• _AIM_
Below are records to transcribe exactly, without their pictures.

---------- INPUT MATERIAL ----------

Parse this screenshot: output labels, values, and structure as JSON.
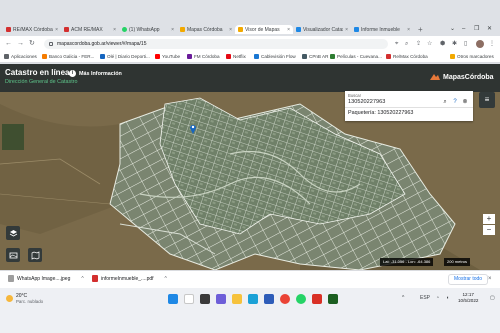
{
  "browser": {
    "tabs": [
      {
        "title": "RE/MAX Córdoba",
        "favicon_color": "#d32f2f",
        "active": false
      },
      {
        "title": "ACM RE/MAX",
        "favicon_color": "#d32f2f",
        "active": false
      },
      {
        "title": "(1) WhatsApp",
        "favicon_color": "#25d366",
        "active": false
      },
      {
        "title": "Mapas Córdoba",
        "favicon_color": "#f2a900",
        "active": false
      },
      {
        "title": "Visor de Mapas",
        "favicon_color": "#f2a900",
        "active": true
      },
      {
        "title": "Visualizador Catas",
        "favicon_color": "#1e88e5",
        "active": false
      },
      {
        "title": "Informe Inmueble",
        "favicon_color": "#1e88e5",
        "active": false
      }
    ],
    "new_tab": "+",
    "url": "mapascordoba.gob.ar/viewer/#/mapa/15",
    "bookmarks": [
      {
        "label": "Aplicaciones",
        "color": "#5f6368"
      },
      {
        "label": "Banco Galicia - FER...",
        "color": "#f57c00"
      },
      {
        "label": "Olé | Diario Deporti...",
        "color": "#1565c0"
      },
      {
        "label": "YouTube",
        "color": "#ff0000"
      },
      {
        "label": "FM Córdoba",
        "color": "#6a1b9a"
      },
      {
        "label": "Netflix",
        "color": "#e50914"
      },
      {
        "label": "Cablevisión Flow",
        "color": "#1976d2"
      },
      {
        "label": "CPnB AR",
        "color": "#455a64"
      },
      {
        "label": "Películas - Cuevana...",
        "color": "#2e7d32"
      },
      {
        "label": "Re/Max Córdoba",
        "color": "#d32f2f"
      },
      {
        "label": "Otros marcadores",
        "color": "#f2a900"
      }
    ]
  },
  "app": {
    "title": "Catastro en línea",
    "subtitle": "Dirección General de Catastro",
    "info_label": "Más Información",
    "brand": "MapasCórdoba",
    "search_label": "Buscar",
    "search_value": "130520227963",
    "suggestion": "Paquetería: 130520227963",
    "menu_icon": "hamburger-icon",
    "zoom_in": "+",
    "zoom_out": "−",
    "coords": "Lat: -31.056 - Lon: -64.386",
    "scale": "200 metros"
  },
  "downloads": [
    {
      "name": "WhatsApp Image....jpeg",
      "color": "#9e9e9e"
    },
    {
      "name": "informeInmueble_....pdf",
      "color": "#d32f2f"
    }
  ],
  "downloads_show_all": "Mostrar todo",
  "taskbar": {
    "weather_temp": "20°C",
    "weather_desc": "Parc. nublado",
    "language": "ESP",
    "time": "12:17",
    "date": "10/5/2022"
  }
}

----------

• _CORRECT RESULT_
Parse this screenshot: output labels, values, and structure as JSON.
{
  "browser": {
    "tabs": [
      {
        "title": "RE/MAX Córdoba",
        "favicon_color": "#d32f2f",
        "active": false
      },
      {
        "title": "ACM RE/MAX",
        "favicon_color": "#d32f2f",
        "active": false
      },
      {
        "title": "(1) WhatsApp",
        "favicon_color": "#25d366",
        "active": false
      },
      {
        "title": "Mapas Córdoba",
        "favicon_color": "#f2a900",
        "active": false
      },
      {
        "title": "Visor de Mapas",
        "favicon_color": "#f2a900",
        "active": true
      },
      {
        "title": "Visualizador Catas",
        "favicon_color": "#1e88e5",
        "active": false
      },
      {
        "title": "Informe Inmueble",
        "favicon_color": "#1e88e5",
        "active": false
      }
    ],
    "new_tab": "+",
    "url": "mapascordoba.gob.ar/viewer/#/mapa/15",
    "bookmarks": [
      {
        "label": "Aplicaciones",
        "color": "#5f6368"
      },
      {
        "label": "Banco Galicia - FER...",
        "color": "#f57c00"
      },
      {
        "label": "Olé | Diario Deporti...",
        "color": "#1565c0"
      },
      {
        "label": "YouTube",
        "color": "#ff0000"
      },
      {
        "label": "FM Córdoba",
        "color": "#6a1b9a"
      },
      {
        "label": "Netflix",
        "color": "#e50914"
      },
      {
        "label": "Cablevisión Flow",
        "color": "#1976d2"
      },
      {
        "label": "CPnB AR",
        "color": "#455a64"
      },
      {
        "label": "Películas - Cuevana...",
        "color": "#2e7d32"
      },
      {
        "label": "Re/Max Córdoba",
        "color": "#d32f2f"
      },
      {
        "label": "Otros marcadores",
        "color": "#f2a900"
      }
    ]
  },
  "app": {
    "title": "Catastro en línea",
    "subtitle": "Dirección General de Catastro",
    "info_label": "Más Información",
    "brand": "MapasCórdoba",
    "search_label": "Buscar",
    "search_value": "130520227963",
    "suggestion": "Paquetería: 130520227963",
    "menu_icon": "hamburger-icon",
    "zoom_in": "+",
    "zoom_out": "−",
    "coords": "Lat: -31.056 - Lon: -64.386",
    "scale": "200 metros"
  },
  "downloads": [
    {
      "name": "WhatsApp Image....jpeg",
      "color": "#9e9e9e"
    },
    {
      "name": "informeInmueble_....pdf",
      "color": "#d32f2f"
    }
  ],
  "downloads_show_all": "Mostrar todo",
  "taskbar": {
    "weather_temp": "20°C",
    "weather_desc": "Parc. nublado",
    "language": "ESP",
    "time": "12:17",
    "date": "10/5/2022"
  }
}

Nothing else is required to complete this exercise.